SOURCE RECORDS
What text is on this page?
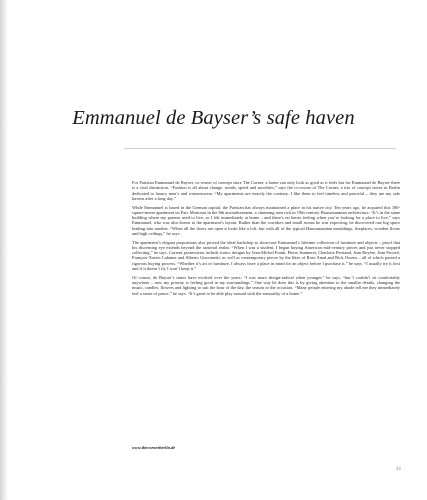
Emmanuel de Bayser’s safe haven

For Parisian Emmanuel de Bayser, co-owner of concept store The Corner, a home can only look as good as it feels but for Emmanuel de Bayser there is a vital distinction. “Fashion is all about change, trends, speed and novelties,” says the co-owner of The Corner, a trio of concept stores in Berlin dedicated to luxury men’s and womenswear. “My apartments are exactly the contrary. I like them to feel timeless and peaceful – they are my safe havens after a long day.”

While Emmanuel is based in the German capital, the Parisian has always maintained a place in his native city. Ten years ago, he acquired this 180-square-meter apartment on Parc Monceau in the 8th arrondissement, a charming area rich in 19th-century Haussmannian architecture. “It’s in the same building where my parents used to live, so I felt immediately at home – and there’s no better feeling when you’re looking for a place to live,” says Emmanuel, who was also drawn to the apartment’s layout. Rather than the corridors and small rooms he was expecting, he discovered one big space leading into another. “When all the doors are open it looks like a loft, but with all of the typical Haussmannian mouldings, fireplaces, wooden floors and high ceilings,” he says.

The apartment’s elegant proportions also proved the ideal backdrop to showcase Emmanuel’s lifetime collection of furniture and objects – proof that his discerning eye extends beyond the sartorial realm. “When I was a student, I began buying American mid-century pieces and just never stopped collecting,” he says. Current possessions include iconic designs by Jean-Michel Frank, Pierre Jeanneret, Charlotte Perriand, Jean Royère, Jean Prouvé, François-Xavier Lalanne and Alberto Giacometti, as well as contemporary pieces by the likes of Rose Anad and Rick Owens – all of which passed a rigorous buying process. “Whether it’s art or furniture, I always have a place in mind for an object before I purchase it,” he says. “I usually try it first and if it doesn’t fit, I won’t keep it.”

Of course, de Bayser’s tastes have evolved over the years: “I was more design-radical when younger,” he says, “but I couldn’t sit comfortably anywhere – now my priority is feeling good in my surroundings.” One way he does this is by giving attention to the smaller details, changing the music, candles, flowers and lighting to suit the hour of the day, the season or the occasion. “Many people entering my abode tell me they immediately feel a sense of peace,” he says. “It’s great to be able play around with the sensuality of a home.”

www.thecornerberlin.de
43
...
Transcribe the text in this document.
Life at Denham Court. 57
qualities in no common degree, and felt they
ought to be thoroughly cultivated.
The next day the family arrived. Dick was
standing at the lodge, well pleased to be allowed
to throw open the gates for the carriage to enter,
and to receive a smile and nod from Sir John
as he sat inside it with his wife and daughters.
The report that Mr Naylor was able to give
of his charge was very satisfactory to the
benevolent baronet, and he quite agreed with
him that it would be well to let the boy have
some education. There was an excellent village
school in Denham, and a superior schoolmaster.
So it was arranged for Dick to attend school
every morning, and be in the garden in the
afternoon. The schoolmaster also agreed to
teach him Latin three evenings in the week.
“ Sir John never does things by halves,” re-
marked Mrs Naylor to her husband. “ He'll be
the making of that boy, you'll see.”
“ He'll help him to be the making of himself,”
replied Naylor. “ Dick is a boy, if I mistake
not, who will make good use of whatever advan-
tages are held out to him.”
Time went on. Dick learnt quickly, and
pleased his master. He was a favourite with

WORK TO BE COMPLETED
Look through the listing above. Pick out each line with "agreed" and copy it.

EXPECTED OUTPUT
benevolent baronet, and he quite agreed with
afternoon. The schoolmaster also agreed to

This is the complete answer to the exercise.